_Problem details_
Each line of the material must be returned exactly.

*-*-*

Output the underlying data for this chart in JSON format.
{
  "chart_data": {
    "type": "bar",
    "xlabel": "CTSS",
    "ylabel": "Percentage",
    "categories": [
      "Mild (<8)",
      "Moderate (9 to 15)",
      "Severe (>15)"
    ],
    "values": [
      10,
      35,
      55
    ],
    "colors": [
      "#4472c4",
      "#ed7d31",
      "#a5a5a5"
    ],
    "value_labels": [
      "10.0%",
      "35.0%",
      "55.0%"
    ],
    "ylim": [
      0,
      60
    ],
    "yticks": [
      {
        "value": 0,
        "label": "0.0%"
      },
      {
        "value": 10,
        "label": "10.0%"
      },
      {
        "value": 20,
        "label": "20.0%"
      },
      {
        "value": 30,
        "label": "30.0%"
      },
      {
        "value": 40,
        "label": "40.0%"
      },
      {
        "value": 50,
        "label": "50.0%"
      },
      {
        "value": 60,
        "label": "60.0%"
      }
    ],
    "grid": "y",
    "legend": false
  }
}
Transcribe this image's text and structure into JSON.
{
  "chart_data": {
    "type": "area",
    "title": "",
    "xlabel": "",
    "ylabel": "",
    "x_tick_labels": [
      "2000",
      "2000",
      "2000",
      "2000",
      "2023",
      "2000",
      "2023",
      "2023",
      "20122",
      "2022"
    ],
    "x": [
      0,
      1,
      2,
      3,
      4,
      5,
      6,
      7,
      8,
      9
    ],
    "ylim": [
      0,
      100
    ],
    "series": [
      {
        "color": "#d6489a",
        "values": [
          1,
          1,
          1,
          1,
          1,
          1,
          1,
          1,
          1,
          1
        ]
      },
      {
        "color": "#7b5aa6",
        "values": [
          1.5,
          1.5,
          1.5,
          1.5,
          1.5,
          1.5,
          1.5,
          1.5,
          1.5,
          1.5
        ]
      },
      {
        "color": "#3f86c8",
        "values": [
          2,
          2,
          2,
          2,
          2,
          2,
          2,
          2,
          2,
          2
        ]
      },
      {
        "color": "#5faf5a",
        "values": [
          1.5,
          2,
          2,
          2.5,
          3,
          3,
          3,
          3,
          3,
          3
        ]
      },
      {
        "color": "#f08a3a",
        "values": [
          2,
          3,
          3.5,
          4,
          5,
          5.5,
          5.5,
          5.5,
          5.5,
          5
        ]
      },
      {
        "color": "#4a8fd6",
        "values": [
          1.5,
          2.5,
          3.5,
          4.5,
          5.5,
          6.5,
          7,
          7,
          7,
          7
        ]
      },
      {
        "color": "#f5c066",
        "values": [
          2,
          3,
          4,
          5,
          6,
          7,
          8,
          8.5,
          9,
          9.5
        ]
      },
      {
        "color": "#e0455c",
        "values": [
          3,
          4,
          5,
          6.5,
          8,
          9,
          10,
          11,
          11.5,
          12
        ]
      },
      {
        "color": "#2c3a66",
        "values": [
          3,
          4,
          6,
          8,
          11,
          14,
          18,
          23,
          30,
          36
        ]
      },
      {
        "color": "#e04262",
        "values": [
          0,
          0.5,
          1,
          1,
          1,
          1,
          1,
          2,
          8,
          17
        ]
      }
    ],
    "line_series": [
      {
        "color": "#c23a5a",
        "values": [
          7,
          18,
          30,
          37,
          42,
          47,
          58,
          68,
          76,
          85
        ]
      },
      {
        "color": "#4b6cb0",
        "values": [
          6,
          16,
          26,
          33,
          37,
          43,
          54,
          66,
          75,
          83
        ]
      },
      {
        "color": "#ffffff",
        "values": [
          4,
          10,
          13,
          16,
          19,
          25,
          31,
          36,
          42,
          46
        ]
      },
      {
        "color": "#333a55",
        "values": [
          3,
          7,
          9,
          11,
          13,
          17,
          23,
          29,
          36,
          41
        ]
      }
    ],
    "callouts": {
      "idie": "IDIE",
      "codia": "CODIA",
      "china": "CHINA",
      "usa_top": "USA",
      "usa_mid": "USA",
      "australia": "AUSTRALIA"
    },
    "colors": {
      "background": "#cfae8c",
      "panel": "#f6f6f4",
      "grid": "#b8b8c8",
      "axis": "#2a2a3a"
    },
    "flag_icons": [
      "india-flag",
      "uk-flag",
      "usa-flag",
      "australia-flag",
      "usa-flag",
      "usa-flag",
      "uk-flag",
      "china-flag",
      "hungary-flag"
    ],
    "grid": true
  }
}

*-*-*

_Response below_
Output the underlying data for this chart in JSON format.
{
  "chart_data": {
    "type": "bar",
    "xlabel": "CTSS",
    "ylabel": "Percentage",
    "categories": [
      "Mild (<8)",
      "Moderate (9 to 15)",
      "Severe (>15)"
    ],
    "values": [
      10,
      35,
      55
    ],
    "colors": [
      "#4472c4",
      "#ed7d31",
      "#a5a5a5"
    ],
    "value_labels": [
      "10.0%",
      "35.0%",
      "55.0%"
    ],
    "ylim": [
      0,
      60
    ],
    "yticks": [
      {
        "value": 0,
        "label": "0.0%"
      },
      {
        "value": 10,
        "label": "10.0%"
      },
      {
        "value": 20,
        "label": "20.0%"
      },
      {
        "value": 30,
        "label": "30.0%"
      },
      {
        "value": 40,
        "label": "40.0%"
      },
      {
        "value": 50,
        "label": "50.0%"
      },
      {
        "value": 60,
        "label": "60.0%"
      }
    ],
    "grid": "y",
    "legend": false
  }
}
Transcribe this image's text and structure into JSON.
{
  "chart_data": {
    "type": "area",
    "title": "",
    "xlabel": "",
    "ylabel": "",
    "x_tick_labels": [
      "2000",
      "2000",
      "2000",
      "2000",
      "2023",
      "2000",
      "2023",
      "2023",
      "20122",
      "2022"
    ],
    "x": [
      0,
      1,
      2,
      3,
      4,
      5,
      6,
      7,
      8,
      9
    ],
    "ylim": [
      0,
      100
    ],
    "series": [
      {
        "color": "#d6489a",
        "values": [
          1,
          1,
          1,
          1,
          1,
          1,
          1,
          1,
          1,
          1
        ]
      },
      {
        "color": "#7b5aa6",
        "values": [
          1.5,
          1.5,
          1.5,
          1.5,
          1.5,
          1.5,
          1.5,
          1.5,
          1.5,
          1.5
        ]
      },
      {
        "color": "#3f86c8",
        "values": [
          2,
          2,
          2,
          2,
          2,
          2,
          2,
          2,
          2,
          2
        ]
      },
      {
        "color": "#5faf5a",
        "values": [
          1.5,
          2,
          2,
          2.5,
          3,
          3,
          3,
          3,
          3,
          3
        ]
      },
      {
        "color": "#f08a3a",
        "values": [
          2,
          3,
          3.5,
          4,
          5,
          5.5,
          5.5,
          5.5,
          5.5,
          5
        ]
      },
      {
        "color": "#4a8fd6",
        "values": [
          1.5,
          2.5,
          3.5,
          4.5,
          5.5,
          6.5,
          7,
          7,
          7,
          7
        ]
      },
      {
        "color": "#f5c066",
        "values": [
          2,
          3,
          4,
          5,
          6,
          7,
          8,
          8.5,
          9,
          9.5
        ]
      },
      {
        "color": "#e0455c",
        "values": [
          3,
          4,
          5,
          6.5,
          8,
          9,
          10,
          11,
          11.5,
          12
        ]
      },
      {
        "color": "#2c3a66",
        "values": [
          3,
          4,
          6,
          8,
          11,
          14,
          18,
          23,
          30,
          36
        ]
      },
      {
        "color": "#e04262",
        "values": [
          0,
          0.5,
          1,
          1,
          1,
          1,
          1,
          2,
          8,
          17
        ]
      }
    ],
    "line_series": [
      {
        "color": "#c23a5a",
        "values": [
          7,
          18,
          30,
          37,
          42,
          47,
          58,
          68,
          76,
          85
        ]
      },
      {
        "color": "#4b6cb0",
        "values": [
          6,
          16,
          26,
          33,
          37,
          43,
          54,
          66,
          75,
          83
        ]
      },
      {
        "color": "#ffffff",
        "values": [
          4,
          10,
          13,
          16,
          19,
          25,
          31,
          36,
          42,
          46
        ]
      },
      {
        "color": "#333a55",
        "values": [
          3,
          7,
          9,
          11,
          13,
          17,
          23,
          29,
          36,
          41
        ]
      }
    ],
    "callouts": {
      "idie": "IDIE",
      "codia": "CODIA",
      "china": "CHINA",
      "usa_top": "USA",
      "usa_mid": "USA",
      "australia": "AUSTRALIA"
    },
    "colors": {
      "background": "#cfae8c",
      "panel": "#f6f6f4",
      "grid": "#b8b8c8",
      "axis": "#2a2a3a"
    },
    "flag_icons": [
      "india-flag",
      "uk-flag",
      "usa-flag",
      "australia-flag",
      "usa-flag",
      "usa-flag",
      "uk-flag",
      "china-flag",
      "hungary-flag"
    ],
    "grid": true
  }
}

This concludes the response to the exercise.